**Stated exercise**
Report how many lines contain "反思评价". Give the number and nothing else.

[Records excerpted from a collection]
· · · · ·

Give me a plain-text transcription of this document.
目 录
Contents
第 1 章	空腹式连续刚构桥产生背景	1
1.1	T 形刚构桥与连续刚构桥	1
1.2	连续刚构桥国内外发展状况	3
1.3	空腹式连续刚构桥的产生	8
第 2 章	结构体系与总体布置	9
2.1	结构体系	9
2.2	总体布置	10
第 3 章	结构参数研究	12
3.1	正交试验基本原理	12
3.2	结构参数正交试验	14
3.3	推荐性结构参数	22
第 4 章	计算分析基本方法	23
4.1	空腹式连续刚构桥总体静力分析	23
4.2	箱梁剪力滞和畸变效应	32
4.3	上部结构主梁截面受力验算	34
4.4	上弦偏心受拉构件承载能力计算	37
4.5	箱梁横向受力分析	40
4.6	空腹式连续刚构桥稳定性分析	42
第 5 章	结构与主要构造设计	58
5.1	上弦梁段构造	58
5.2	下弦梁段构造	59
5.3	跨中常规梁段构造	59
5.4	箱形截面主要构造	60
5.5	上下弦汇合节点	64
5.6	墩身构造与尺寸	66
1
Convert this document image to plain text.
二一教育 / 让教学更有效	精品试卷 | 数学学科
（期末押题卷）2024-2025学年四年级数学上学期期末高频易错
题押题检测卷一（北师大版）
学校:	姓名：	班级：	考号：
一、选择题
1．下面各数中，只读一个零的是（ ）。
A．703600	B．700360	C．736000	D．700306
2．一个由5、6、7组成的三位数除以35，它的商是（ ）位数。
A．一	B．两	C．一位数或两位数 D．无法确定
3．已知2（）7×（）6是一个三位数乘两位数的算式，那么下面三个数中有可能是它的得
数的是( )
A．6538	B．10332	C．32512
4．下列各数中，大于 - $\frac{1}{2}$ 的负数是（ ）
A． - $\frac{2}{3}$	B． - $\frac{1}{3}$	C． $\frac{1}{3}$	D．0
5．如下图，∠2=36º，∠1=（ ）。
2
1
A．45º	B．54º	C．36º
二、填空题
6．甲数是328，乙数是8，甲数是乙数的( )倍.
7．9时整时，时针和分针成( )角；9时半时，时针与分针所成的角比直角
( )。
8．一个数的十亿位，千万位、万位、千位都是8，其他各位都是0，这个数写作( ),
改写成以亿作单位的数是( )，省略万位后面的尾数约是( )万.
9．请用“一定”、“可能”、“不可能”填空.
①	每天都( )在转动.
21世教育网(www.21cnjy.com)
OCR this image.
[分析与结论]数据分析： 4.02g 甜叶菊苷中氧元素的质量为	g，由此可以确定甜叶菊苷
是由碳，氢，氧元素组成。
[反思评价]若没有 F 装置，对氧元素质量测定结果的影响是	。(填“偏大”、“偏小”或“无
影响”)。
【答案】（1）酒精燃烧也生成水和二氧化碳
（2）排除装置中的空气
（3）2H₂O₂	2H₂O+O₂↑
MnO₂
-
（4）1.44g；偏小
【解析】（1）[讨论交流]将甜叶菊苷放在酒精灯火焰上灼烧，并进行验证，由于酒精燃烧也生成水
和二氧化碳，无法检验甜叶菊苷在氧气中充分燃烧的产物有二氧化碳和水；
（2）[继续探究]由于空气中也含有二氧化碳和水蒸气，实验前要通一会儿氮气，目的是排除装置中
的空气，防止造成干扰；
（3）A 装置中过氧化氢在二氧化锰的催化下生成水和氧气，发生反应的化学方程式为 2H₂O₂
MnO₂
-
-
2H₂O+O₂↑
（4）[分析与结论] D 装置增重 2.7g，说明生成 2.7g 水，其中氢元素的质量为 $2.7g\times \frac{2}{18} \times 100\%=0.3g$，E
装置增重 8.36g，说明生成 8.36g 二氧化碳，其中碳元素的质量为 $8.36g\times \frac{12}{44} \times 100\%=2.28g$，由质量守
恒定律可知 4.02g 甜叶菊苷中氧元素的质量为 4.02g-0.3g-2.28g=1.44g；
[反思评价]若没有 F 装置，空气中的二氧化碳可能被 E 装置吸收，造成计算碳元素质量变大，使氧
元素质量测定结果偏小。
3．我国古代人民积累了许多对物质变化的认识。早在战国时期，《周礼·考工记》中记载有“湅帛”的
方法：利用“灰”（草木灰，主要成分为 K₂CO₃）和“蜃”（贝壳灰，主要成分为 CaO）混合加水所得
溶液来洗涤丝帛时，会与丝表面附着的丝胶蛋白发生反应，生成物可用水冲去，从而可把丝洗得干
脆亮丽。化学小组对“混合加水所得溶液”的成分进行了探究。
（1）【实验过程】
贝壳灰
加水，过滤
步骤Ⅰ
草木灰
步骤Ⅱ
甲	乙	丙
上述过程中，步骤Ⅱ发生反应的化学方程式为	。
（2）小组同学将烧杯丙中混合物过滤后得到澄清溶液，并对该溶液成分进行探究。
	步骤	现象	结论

· · · · ·

**Result for this task**
2